--- start of PAGE TEXT ---

Skip to content
STIMSMITH

Crafting a Million Instructions/Sec RISCV-DV

Paper WIKI v1 · 5/26/2026

“Crafting a Million Instructions/Sec RISCV-DV” is a technical paper by Puneet Goel, Ritu Goel, and Jyoti Dahiya on accelerating RISCV-DV, an open-source RISC-V random instruction generator, through a parallelized Embedded UVM implementation and other high-performance-computing techniques. The paper reports a multicore UVM testbench implementation capable of generating millions of constrained-randomized RISC-V instructions per second, over 100× faster than the original SystemVerilog UVM RISCV-DV implementation.

Overview

“Crafting a Million Instructions/Sec RISCV-DV” is a paper subtitled “HPC Techniques to Boost UVM Testbench Performance by Over 100x.” The listed authors are Puneet Goel of Incore Semiconductors, and Ritu Goel and Jyoti Dahiya of Coverify Systems Technology. The paper focuses on improving the performance of RISCV-DV, described in the paper as an open-source random instruction generator widely used for functional verification of RISC-V cores. [C1][C2]

The paper presents a parallelized RISCV-DV port coded in Embedded UVM (eUVM) and explores techniques for improving testbench performance. Its abstract reports a multicore UVM testbench implementation that generates millions of constrained-randomized RISC-V instructions per second, achieving a speedup of over 100× compared with the original RISCV-DV implementation coded in SystemVerilog UVM. [C3]

Motivation

The paper frames the problem in the context of processor verification. It states that high-end RISC CPU cores include complex architectural features such as instruction re-ordering, pipelines, branch prediction, and hyperthreading, and that their functional verification can require generation of approximately 10^15 constrained-random instructions. The paper further states that the original SV/UVM RISCV-DV project generates about 10,000 instructions per second, implying an impractically large generation time at that scale. [C4]

The introduction also situates the work within a shift toward high-performance computing and multicore software. It describes the end of Dennard-scaling-driven frequency improvements around 2005 and argues that software developers thereafter needed multicore-enabled concurrent programs to improve performance. The paper applies that reasoning to verification testbenches, noting that while modern HDL simulators can parallelize RTL simulation, comparatively little had been done for multicore testbench parallelization. [C5]

Profiling approach

For profiling, the paper describes use of uvm_trace instrumentation. In the example shown, wall-clock time appears in square brackets after the UVM_TRACE tag, indicating the time snapshot at the trace invocation. Because RISCV-DV is highly parameterized and its execution time varies with user-selected parameters, the authors chose a comprehensive riscv_instr_base_test with seven directed streams covering the spectrum of possible RISC-V instruction categories. [C6]

Identified bottlenecks

The paper identifies four major RISCV-DV generator bottlenecks, ordered by decreasing impact on total execution time: [C7]

  1. Directed instruction stream generation and randomization. Directed streams are created and randomized according to command-line ratios for subprograms and the main function, with most time attributed to constraint solver execution.

--- end of PAGE TEXT ---
--- start of ENTRIES PROVIDED ---

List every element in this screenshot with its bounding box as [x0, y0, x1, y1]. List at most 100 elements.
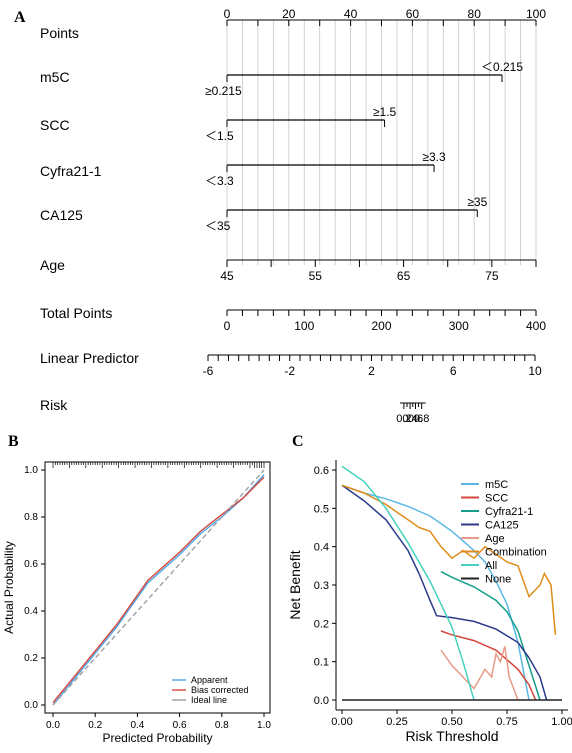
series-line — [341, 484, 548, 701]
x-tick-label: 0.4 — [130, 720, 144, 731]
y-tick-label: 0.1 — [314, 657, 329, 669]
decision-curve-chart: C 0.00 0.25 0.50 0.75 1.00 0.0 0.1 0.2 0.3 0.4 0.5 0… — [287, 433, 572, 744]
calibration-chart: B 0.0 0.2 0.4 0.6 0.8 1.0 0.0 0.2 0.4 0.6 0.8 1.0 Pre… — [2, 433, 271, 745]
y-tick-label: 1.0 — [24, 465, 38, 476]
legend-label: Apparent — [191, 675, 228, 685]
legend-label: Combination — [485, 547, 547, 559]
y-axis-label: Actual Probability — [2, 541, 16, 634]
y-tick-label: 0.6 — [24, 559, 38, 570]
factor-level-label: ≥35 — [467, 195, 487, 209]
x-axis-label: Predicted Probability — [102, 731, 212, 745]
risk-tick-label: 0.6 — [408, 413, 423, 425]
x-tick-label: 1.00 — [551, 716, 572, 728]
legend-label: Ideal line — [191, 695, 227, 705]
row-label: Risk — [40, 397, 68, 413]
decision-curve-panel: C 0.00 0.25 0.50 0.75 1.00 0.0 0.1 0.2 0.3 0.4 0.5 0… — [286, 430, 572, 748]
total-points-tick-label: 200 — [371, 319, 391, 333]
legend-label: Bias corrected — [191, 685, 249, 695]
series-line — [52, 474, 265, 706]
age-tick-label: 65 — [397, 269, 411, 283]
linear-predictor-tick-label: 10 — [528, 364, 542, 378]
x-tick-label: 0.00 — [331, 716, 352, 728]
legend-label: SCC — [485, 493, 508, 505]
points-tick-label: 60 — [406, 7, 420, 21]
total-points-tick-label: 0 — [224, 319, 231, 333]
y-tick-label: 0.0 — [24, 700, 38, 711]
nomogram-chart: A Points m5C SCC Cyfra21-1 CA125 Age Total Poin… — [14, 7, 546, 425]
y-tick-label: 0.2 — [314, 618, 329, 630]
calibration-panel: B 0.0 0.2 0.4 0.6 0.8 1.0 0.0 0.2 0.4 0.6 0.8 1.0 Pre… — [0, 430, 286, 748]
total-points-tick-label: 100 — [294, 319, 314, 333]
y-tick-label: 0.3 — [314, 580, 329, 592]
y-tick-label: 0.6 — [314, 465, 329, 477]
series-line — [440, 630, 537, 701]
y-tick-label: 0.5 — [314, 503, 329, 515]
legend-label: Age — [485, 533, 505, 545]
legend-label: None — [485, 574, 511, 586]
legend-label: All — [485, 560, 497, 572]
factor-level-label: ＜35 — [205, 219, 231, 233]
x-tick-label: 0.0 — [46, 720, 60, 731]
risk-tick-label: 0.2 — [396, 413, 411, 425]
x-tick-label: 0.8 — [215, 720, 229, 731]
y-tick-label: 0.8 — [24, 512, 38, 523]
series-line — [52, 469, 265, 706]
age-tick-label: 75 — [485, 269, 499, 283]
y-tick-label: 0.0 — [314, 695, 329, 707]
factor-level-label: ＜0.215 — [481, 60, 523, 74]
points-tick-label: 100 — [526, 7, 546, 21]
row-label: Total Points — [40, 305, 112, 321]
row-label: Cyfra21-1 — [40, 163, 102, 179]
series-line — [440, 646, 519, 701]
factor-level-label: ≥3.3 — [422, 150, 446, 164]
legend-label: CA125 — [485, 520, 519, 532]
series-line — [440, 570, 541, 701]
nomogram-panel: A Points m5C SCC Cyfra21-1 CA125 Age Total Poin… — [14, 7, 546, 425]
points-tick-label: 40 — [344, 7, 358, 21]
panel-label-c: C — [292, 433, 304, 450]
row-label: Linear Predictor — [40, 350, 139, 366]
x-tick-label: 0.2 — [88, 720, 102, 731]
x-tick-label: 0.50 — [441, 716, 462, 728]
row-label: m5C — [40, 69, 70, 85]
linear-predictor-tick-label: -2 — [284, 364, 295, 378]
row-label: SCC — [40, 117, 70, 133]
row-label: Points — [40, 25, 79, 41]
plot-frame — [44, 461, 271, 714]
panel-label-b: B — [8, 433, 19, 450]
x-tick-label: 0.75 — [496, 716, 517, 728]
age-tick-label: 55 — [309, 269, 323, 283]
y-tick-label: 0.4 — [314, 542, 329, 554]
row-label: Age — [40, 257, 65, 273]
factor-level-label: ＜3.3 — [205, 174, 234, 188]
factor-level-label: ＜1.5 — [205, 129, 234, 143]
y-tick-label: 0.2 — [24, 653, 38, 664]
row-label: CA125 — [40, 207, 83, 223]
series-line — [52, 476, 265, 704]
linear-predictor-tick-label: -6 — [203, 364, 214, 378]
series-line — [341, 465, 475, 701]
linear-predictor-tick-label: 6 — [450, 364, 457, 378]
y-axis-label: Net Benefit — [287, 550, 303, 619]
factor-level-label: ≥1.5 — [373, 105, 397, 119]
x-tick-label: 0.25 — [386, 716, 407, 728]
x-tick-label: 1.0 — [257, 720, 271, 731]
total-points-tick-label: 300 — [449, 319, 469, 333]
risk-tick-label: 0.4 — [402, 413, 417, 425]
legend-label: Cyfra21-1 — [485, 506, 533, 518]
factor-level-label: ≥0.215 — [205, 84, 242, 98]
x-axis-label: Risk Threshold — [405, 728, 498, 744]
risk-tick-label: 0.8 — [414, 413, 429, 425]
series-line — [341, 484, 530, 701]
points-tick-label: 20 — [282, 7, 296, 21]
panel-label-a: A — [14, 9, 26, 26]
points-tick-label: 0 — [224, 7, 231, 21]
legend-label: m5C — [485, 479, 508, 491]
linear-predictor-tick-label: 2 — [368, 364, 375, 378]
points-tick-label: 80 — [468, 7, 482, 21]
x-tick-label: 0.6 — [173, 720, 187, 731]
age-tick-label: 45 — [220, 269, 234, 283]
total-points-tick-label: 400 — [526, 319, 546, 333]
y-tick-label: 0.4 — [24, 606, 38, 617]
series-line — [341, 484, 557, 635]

--- end of ENTRIES PROVIDED ---

**WHAT THE TASK REQUIRES**.
Answer these from the RISCV-DV paper page:
(a) How many instructions per second does the original SV/UVM RISCV-DV project generate?
(b) Which test did the authors pick for profiling, and how many directed streams does it use?
(c) Which company is Puneet Goel listed with?

**WRITTEN SOLUTION**.
(a) About 10,000 instructions per second.
(b) riscv_instr_base_test, with seven directed streams.
(c) Incore Semiconductors.